## Source data
* START *
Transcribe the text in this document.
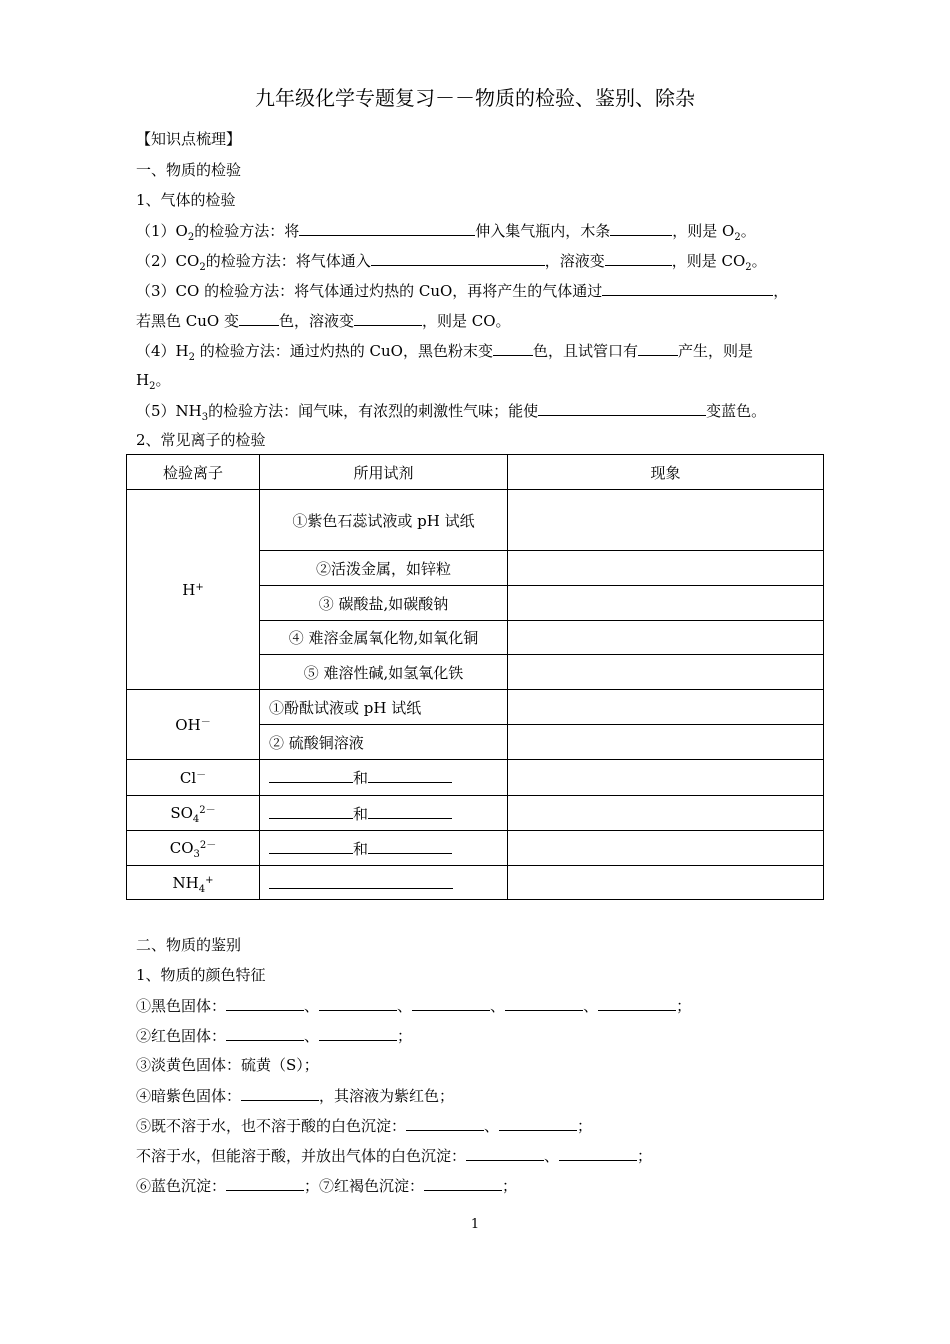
九年级化学专题复习－－物质的检验、鉴别、除杂
【知识点梳理】
一、物质的检验
1、气体的检验
$(1)O_2$的检验方法：将	伸入集气瓶内，木条	，则是 $O_2$。
$(2)CO_2$的检验方法：将气体通入	，溶液变	，则是 $CO_2$。
（3）CO 的检验方法：将气体通过灼热的 CuO，再将产生的气体通过	，
若黑色 CuO 变	色，溶液变	，则是 CO。
$(4)H_2$ 的检验方法：通过灼热的 CuO，黑色粉末变	色，且试管口有	产生，则是
$H_2$。
$(5)NH_3$的检验方法：闻气味，有浓烈的刺激性气味；能使	变蓝色。
2、常见离子的检验
检验离子	所用试剂	现象
H+	①紫色石蕊试液或 pH 试纸	
	②活泼金属，如锌粒	
	③ 碳酸盐,如碳酸钠	
	④ 难溶金属氧化物,如氧化铜	
	⑤ 难溶性碱,如氢氧化铁	
OH－	①酚酞试液或 pH 试纸	
	② 硫酸铜溶液	
Cl－	和	
$SO_4^{2-}$	和	
$CO_3^{2-}$	和	
$NH_4^+$		
二、物质的鉴别
1、物质的颜色特征
①黑色固体：	、	、	、	、	；
②红色固体：	、	；
③淡黄色固体：硫黄（S）；
④暗紫色固体：	，其溶液为紫红色；
⑤既不溶于水，也不溶于酸的白色沉淀：	、	；
不溶于水，但能溶于酸，并放出气体的白色沉淀：	、	；
⑥蓝色沉淀：	；⑦红褐色沉淀：	；
1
* END *
Your task is to set down the records shown above exactly, minus any pictures.

Transcribe the text in this document.
九年级化学专题复习－－物质的检验、鉴别、除杂
【知识点梳理】
一、物质的检验
1、气体的检验
$(1)O_2$的检验方法：将	伸入集气瓶内，木条	，则是 $O_2$。
$(2)CO_2$的检验方法：将气体通入	，溶液变	，则是 $CO_2$。
（3）CO 的检验方法：将气体通过灼热的 CuO，再将产生的气体通过	，
若黑色 CuO 变	色，溶液变	，则是 CO。
$(4)H_2$ 的检验方法：通过灼热的 CuO，黑色粉末变	色，且试管口有	产生，则是
$H_2$。
$(5)NH_3$的检验方法：闻气味，有浓烈的刺激性气味；能使	变蓝色。
2、常见离子的检验
检验离子	所用试剂	现象
H+	①紫色石蕊试液或 pH 试纸	
	②活泼金属，如锌粒	
	③ 碳酸盐,如碳酸钠	
	④ 难溶金属氧化物,如氧化铜	
	⑤ 难溶性碱,如氢氧化铁	
OH－	①酚酞试液或 pH 试纸	
	② 硫酸铜溶液	
Cl－	和	
$SO_4^{2-}$	和	
$CO_3^{2-}$	和	
$NH_4^+$		
二、物质的鉴别
1、物质的颜色特征
①黑色固体：	、	、	、	、	；
②红色固体：	、	；
③淡黄色固体：硫黄（S）；
④暗紫色固体：	，其溶液为紫红色；
⑤既不溶于水，也不溶于酸的白色沉淀：	、	；
不溶于水，但能溶于酸，并放出气体的白色沉淀：	、	；
⑥蓝色沉淀：	；⑦红褐色沉淀：	；
1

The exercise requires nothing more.